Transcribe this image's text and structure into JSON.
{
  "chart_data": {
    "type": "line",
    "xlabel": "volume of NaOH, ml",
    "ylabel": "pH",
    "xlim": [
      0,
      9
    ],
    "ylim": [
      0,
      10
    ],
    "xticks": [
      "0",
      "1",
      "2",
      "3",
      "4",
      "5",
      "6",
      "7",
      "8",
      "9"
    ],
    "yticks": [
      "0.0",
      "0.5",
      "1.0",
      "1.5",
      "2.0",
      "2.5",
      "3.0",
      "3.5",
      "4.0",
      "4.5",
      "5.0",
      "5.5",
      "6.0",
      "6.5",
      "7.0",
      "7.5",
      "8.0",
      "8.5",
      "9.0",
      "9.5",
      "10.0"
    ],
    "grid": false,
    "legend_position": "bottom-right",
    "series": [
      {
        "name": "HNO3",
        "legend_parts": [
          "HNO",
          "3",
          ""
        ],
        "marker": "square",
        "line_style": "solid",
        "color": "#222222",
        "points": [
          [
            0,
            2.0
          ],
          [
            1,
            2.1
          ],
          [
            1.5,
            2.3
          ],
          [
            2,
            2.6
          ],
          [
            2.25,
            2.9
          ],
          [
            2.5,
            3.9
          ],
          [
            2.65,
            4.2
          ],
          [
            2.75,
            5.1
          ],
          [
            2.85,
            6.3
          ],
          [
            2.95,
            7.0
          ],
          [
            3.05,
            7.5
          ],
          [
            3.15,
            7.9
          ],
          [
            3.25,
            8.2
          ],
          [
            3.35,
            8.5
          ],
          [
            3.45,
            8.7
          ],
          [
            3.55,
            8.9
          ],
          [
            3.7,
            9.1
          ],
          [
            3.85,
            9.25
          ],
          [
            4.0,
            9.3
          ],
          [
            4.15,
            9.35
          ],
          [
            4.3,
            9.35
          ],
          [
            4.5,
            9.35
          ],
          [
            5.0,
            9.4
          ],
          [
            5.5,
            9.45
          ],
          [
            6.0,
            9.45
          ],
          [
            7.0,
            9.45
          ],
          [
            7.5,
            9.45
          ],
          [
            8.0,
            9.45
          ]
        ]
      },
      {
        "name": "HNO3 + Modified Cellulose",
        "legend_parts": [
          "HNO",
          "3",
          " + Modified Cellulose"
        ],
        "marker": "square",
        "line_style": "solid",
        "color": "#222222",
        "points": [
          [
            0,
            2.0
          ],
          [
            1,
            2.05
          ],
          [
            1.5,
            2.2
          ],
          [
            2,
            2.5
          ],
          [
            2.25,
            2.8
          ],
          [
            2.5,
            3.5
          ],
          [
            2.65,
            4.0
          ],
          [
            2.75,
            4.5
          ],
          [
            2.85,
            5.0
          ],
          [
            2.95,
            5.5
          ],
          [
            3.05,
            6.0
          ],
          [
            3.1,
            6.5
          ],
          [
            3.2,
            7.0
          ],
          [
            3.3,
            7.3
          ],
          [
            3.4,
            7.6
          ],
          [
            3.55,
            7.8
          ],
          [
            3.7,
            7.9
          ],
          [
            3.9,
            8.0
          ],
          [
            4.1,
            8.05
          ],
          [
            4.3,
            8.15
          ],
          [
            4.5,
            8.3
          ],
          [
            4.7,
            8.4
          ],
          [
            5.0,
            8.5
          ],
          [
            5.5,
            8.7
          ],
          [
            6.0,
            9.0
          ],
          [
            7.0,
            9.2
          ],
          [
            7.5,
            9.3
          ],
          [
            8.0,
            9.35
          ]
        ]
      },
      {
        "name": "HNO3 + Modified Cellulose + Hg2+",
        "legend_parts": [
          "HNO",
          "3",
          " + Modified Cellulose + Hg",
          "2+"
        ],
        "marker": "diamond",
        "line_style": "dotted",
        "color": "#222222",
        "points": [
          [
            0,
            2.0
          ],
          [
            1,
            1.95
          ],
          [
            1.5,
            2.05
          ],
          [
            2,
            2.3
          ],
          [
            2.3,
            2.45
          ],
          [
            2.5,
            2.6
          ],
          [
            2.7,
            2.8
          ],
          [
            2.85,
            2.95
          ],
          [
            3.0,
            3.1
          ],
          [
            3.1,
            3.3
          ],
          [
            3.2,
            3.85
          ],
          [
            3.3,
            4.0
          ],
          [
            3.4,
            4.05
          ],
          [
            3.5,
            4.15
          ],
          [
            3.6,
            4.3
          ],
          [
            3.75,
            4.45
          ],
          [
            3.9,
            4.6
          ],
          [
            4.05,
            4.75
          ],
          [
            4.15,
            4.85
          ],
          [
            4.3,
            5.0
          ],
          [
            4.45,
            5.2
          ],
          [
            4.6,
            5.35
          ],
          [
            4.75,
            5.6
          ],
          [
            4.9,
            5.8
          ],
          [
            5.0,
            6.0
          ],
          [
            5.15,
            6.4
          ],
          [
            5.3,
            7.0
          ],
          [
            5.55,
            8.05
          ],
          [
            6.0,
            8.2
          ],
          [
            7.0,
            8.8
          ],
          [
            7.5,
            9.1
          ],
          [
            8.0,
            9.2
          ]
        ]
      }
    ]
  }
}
⁂
Your objective →
Once more, set down the full listing, verbatim.

Task solution →
Transcribe this image's text and structure into JSON.
{
  "chart_data": {
    "type": "line",
    "xlabel": "volume of NaOH, ml",
    "ylabel": "pH",
    "xlim": [
      0,
      9
    ],
    "ylim": [
      0,
      10
    ],
    "xticks": [
      "0",
      "1",
      "2",
      "3",
      "4",
      "5",
      "6",
      "7",
      "8",
      "9"
    ],
    "yticks": [
      "0.0",
      "0.5",
      "1.0",
      "1.5",
      "2.0",
      "2.5",
      "3.0",
      "3.5",
      "4.0",
      "4.5",
      "5.0",
      "5.5",
      "6.0",
      "6.5",
      "7.0",
      "7.5",
      "8.0",
      "8.5",
      "9.0",
      "9.5",
      "10.0"
    ],
    "grid": false,
    "legend_position": "bottom-right",
    "series": [
      {
        "name": "HNO3",
        "legend_parts": [
          "HNO",
          "3",
          ""
        ],
        "marker": "square",
        "line_style": "solid",
        "color": "#222222",
        "points": [
          [
            0,
            2.0
          ],
          [
            1,
            2.1
          ],
          [
            1.5,
            2.3
          ],
          [
            2,
            2.6
          ],
          [
            2.25,
            2.9
          ],
          [
            2.5,
            3.9
          ],
          [
            2.65,
            4.2
          ],
          [
            2.75,
            5.1
          ],
          [
            2.85,
            6.3
          ],
          [
            2.95,
            7.0
          ],
          [
            3.05,
            7.5
          ],
          [
            3.15,
            7.9
          ],
          [
            3.25,
            8.2
          ],
          [
            3.35,
            8.5
          ],
          [
            3.45,
            8.7
          ],
          [
            3.55,
            8.9
          ],
          [
            3.7,
            9.1
          ],
          [
            3.85,
            9.25
          ],
          [
            4.0,
            9.3
          ],
          [
            4.15,
            9.35
          ],
          [
            4.3,
            9.35
          ],
          [
            4.5,
            9.35
          ],
          [
            5.0,
            9.4
          ],
          [
            5.5,
            9.45
          ],
          [
            6.0,
            9.45
          ],
          [
            7.0,
            9.45
          ],
          [
            7.5,
            9.45
          ],
          [
            8.0,
            9.45
          ]
        ]
      },
      {
        "name": "HNO3 + Modified Cellulose",
        "legend_parts": [
          "HNO",
          "3",
          " + Modified Cellulose"
        ],
        "marker": "square",
        "line_style": "solid",
        "color": "#222222",
        "points": [
          [
            0,
            2.0
          ],
          [
            1,
            2.05
          ],
          [
            1.5,
            2.2
          ],
          [
            2,
            2.5
          ],
          [
            2.25,
            2.8
          ],
          [
            2.5,
            3.5
          ],
          [
            2.65,
            4.0
          ],
          [
            2.75,
            4.5
          ],
          [
            2.85,
            5.0
          ],
          [
            2.95,
            5.5
          ],
          [
            3.05,
            6.0
          ],
          [
            3.1,
            6.5
          ],
          [
            3.2,
            7.0
          ],
          [
            3.3,
            7.3
          ],
          [
            3.4,
            7.6
          ],
          [
            3.55,
            7.8
          ],
          [
            3.7,
            7.9
          ],
          [
            3.9,
            8.0
          ],
          [
            4.1,
            8.05
          ],
          [
            4.3,
            8.15
          ],
          [
            4.5,
            8.3
          ],
          [
            4.7,
            8.4
          ],
          [
            5.0,
            8.5
          ],
          [
            5.5,
            8.7
          ],
          [
            6.0,
            9.0
          ],
          [
            7.0,
            9.2
          ],
          [
            7.5,
            9.3
          ],
          [
            8.0,
            9.35
          ]
        ]
      },
      {
        "name": "HNO3 + Modified Cellulose + Hg2+",
        "legend_parts": [
          "HNO",
          "3",
          " + Modified Cellulose + Hg",
          "2+"
        ],
        "marker": "diamond",
        "line_style": "dotted",
        "color": "#222222",
        "points": [
          [
            0,
            2.0
          ],
          [
            1,
            1.95
          ],
          [
            1.5,
            2.05
          ],
          [
            2,
            2.3
          ],
          [
            2.3,
            2.45
          ],
          [
            2.5,
            2.6
          ],
          [
            2.7,
            2.8
          ],
          [
            2.85,
            2.95
          ],
          [
            3.0,
            3.1
          ],
          [
            3.1,
            3.3
          ],
          [
            3.2,
            3.85
          ],
          [
            3.3,
            4.0
          ],
          [
            3.4,
            4.05
          ],
          [
            3.5,
            4.15
          ],
          [
            3.6,
            4.3
          ],
          [
            3.75,
            4.45
          ],
          [
            3.9,
            4.6
          ],
          [
            4.05,
            4.75
          ],
          [
            4.15,
            4.85
          ],
          [
            4.3,
            5.0
          ],
          [
            4.45,
            5.2
          ],
          [
            4.6,
            5.35
          ],
          [
            4.75,
            5.6
          ],
          [
            4.9,
            5.8
          ],
          [
            5.0,
            6.0
          ],
          [
            5.15,
            6.4
          ],
          [
            5.3,
            7.0
          ],
          [
            5.55,
            8.05
          ],
          [
            6.0,
            8.2
          ],
          [
            7.0,
            8.8
          ],
          [
            7.5,
            9.1
          ],
          [
            8.0,
            9.2
          ]
        ]
      }
    ]
  }
}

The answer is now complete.